▸ Work to complete
With the images removed, repeat the data below exactly.

Collected data entries
┌────────
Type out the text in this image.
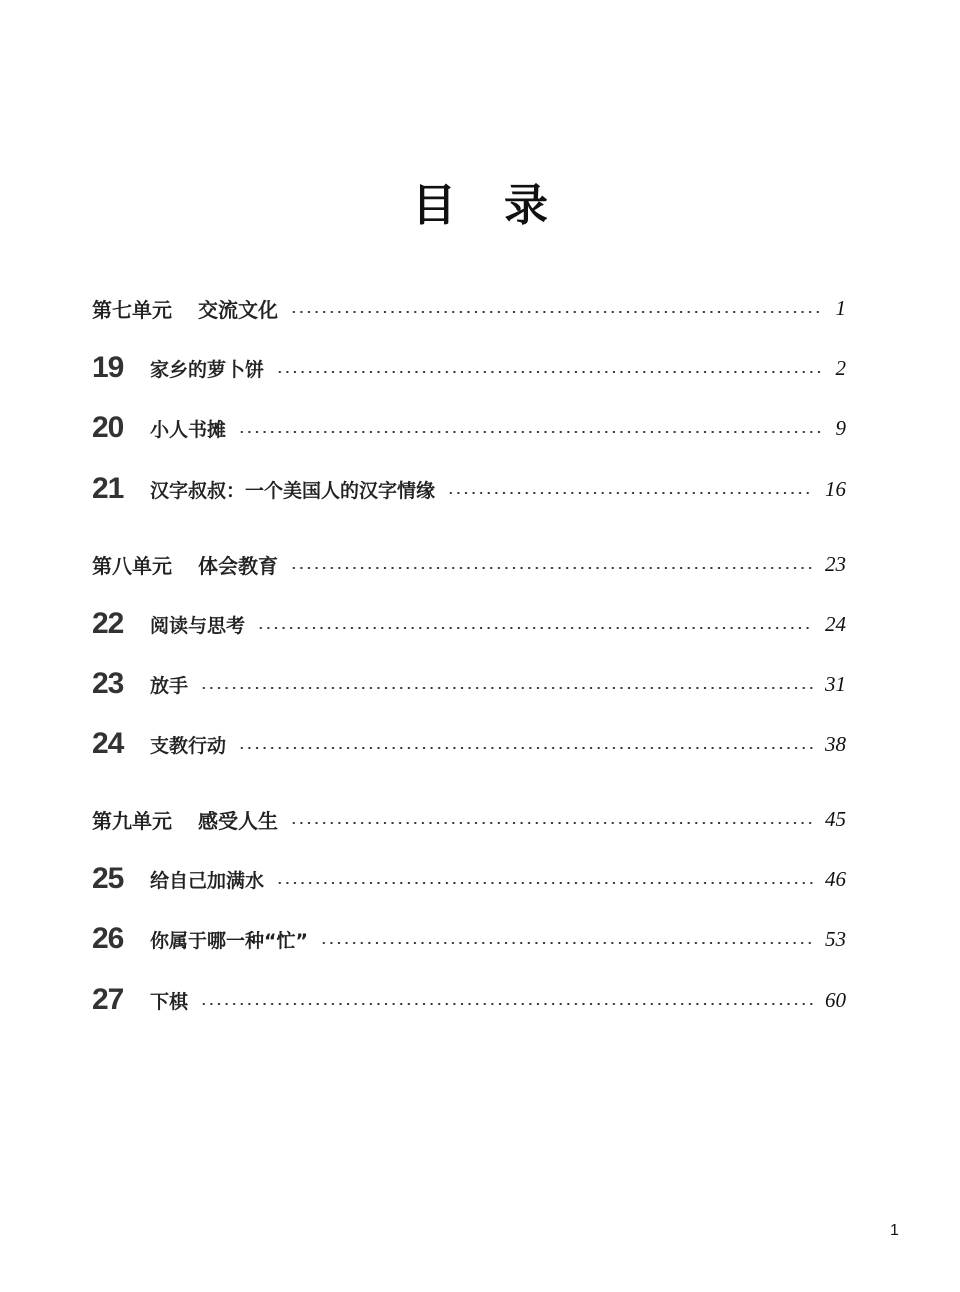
目录
第七单元 交流文化	1
19	家乡的萝卜饼	2
20	小人书摊	9
21	汉字叔叔：一个美国人的汉字情缘	16
第八单元 体会教育	23
22	阅读与思考	24
23	放手	31
24	支教行动	38
第九单元 感受人生	45
25	给自己加满水	46
26	你属于哪一种“忙”	53
27	下棋	60
1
└────────
▸ Complete answer
Type out the text in this image.
目录
第七单元 交流文化	1
19	家乡的萝卜饼	2
20	小人书摊	9
21	汉字叔叔：一个美国人的汉字情缘	16
第八单元 体会教育	23
22	阅读与思考	24
23	放手	31
24	支教行动	38
第九单元 感受人生	45
25	给自己加满水	46
26	你属于哪一种“忙”	53
27	下棋	60
1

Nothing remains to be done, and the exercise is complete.